EXTRAIT DE PAGE:
--------------------------------------------------
Voici les arguments : la balance des paiements, l'emploi, l'économie. Cela fait du chiffre.

Nous ne ferons pas l'économie, en ciblant seulement Servier, d'une réforme des procédures et des hommes qui ne devront pas seulement être transparents mais compétents. N'oublions pas que la transparence ne rend pas intelligent et que la compétence ne s'acquiert pas forcément à l'intérieur des agences gouvernementales comme on le croit trop souvent mais à force de travail, d'abnégation et de publications.

La maison Servier n'est certainement pas un exemple mais se contenter d'en faire la responsable de toutes nos insuffisances, de toutes nos lâchetés, de toutes nos incompétences et de mettre au pilori tous ses salariés, permet de faire l'économie d'une réforme qui commence dès la première année de médecine.

A suivre.

jeudi 14 octobre 2010

RETRAIT TARDIF DU MEDIATOR : UNE AFFAIRE FRANCAISE


Le journal Le Monde (ici) annonce aujourd'hui que, selon le journal Le Figaro (), le Mediator serait responsable de 500 à 1000 morts par an selon une enquête "confidentielle" de la CPAM. On nage en plein délire français.


On se rappelle que la grippe saisonnière causait entre 5000 et 7000 morts par an quand il s'agissait de promouvoir la vaccination et que les chiffres descendaient, lors d'une année où peu de gens s'étaient fait vacciner, au chiffre de 312, ou aux environs de 1000 quand Madame France Meslé écrit des articles scientifiques pour montrer combien la vaccination anti grippale est efficace dans une revue publiée par la très respectable INED (voir ici mes commentaires)...


Eh bien, pour le Mediator (benfluorex), la CPAM (on se demande ce qu'elle vient faire ici car elle n'est pas franchement connue pour ses compétences en pharmacovigilance) balance entre le simple et le double. On aimerait quand même que cette imprécision fût précisée ou fût démentie par les instances pharmacovigilantes françaises et qu'elles disent à la CPAM de se mêler de son boulot. Si la CPAM dit vrai...
--------------------------------------------------
TRAVAIL DEMANDÉ:
Répondez aux questions suivantes à partir de l'extrait de page.
1. Selon l'enquête de la CPAM rapportée par Le Figaro, de combien de morts par an le Mediator serait-il responsable ?
2. Quelle date figure juste avant le titre « RETRAIT TARDIF DU MEDIATOR : UNE AFFAIRE FRANCAISE » ?
3. Combien de morts par an la grippe saisonnière causait-elle quand il s'agissait de promouvoir la vaccination ?

Extraits du jeu de données:
--------------------------------------------------
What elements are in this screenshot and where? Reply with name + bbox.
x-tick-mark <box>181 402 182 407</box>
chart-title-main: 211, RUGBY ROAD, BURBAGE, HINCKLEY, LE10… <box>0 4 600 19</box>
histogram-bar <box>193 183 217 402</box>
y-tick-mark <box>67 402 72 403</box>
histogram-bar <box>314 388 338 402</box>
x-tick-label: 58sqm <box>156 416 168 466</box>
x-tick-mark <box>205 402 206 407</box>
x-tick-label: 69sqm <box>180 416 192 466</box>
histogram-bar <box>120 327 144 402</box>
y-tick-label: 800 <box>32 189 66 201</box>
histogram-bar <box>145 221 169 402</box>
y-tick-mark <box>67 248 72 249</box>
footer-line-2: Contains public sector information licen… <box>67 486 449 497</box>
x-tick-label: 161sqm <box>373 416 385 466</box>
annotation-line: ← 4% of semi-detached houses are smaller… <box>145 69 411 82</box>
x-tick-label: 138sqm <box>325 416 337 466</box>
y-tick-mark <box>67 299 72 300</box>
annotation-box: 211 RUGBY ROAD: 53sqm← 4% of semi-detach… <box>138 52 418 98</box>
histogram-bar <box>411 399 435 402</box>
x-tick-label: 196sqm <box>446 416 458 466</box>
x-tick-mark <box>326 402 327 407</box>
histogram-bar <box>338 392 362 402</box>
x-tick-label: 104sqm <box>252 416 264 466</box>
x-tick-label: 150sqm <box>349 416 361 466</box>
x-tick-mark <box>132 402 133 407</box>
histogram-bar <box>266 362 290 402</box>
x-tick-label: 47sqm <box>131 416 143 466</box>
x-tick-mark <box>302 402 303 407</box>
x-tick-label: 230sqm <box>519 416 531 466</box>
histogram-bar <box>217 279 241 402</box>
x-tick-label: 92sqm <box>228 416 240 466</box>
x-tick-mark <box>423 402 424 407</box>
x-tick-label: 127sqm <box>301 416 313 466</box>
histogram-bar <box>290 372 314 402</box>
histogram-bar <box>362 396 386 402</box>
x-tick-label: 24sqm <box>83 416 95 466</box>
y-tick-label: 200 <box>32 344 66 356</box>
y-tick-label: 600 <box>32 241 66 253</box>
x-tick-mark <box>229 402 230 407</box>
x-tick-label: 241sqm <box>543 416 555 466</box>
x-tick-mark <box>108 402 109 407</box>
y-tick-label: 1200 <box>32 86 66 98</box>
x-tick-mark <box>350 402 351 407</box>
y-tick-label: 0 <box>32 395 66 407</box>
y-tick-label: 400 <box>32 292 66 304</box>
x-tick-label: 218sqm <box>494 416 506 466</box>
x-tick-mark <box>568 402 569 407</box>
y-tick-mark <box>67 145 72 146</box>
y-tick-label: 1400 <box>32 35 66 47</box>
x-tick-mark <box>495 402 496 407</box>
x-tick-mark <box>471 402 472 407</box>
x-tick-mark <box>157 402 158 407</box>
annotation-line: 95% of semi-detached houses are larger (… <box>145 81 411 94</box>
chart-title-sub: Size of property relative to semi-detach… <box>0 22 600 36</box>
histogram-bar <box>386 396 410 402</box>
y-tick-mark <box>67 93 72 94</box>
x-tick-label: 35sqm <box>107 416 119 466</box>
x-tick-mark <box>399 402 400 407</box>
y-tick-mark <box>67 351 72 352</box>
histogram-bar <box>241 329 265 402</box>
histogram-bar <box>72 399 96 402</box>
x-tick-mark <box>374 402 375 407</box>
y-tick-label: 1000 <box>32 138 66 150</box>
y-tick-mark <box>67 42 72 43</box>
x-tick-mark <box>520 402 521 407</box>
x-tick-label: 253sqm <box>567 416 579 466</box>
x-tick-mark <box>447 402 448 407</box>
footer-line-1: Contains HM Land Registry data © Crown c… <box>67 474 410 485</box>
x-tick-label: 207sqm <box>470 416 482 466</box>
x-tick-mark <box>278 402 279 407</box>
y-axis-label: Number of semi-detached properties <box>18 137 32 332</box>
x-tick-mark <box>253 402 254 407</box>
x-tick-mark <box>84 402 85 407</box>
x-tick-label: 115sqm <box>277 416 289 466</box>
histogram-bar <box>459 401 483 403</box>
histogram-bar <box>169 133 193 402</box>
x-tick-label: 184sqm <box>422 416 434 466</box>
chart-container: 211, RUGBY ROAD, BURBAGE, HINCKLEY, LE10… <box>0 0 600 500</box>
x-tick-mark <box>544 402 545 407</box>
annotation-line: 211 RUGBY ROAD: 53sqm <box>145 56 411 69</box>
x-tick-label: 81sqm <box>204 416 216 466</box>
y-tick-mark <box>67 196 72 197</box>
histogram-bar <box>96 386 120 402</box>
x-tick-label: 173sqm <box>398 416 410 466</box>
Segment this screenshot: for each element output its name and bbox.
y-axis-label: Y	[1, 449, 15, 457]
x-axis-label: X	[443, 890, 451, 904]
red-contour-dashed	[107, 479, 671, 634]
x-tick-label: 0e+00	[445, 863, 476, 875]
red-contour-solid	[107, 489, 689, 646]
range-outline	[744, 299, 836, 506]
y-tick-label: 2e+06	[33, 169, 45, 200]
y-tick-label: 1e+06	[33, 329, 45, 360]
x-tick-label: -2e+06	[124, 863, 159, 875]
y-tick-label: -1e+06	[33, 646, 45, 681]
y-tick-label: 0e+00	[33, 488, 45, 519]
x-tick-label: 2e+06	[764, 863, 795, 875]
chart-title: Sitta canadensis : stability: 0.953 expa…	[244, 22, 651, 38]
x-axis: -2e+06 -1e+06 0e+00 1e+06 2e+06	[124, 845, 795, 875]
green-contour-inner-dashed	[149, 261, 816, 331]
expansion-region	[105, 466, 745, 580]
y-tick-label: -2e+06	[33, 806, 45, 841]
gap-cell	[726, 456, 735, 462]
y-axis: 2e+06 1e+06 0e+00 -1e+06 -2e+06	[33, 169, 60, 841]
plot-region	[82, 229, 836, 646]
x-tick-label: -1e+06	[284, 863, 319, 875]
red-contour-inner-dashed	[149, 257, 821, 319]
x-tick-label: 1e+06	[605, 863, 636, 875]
--------------------------------------------------
RÉPONSE ATTENDUE:
1. De 500 à 1000 morts par an.
2. Jeudi 14 octobre 2010.
3. Entre 5000 et 7000 morts par an.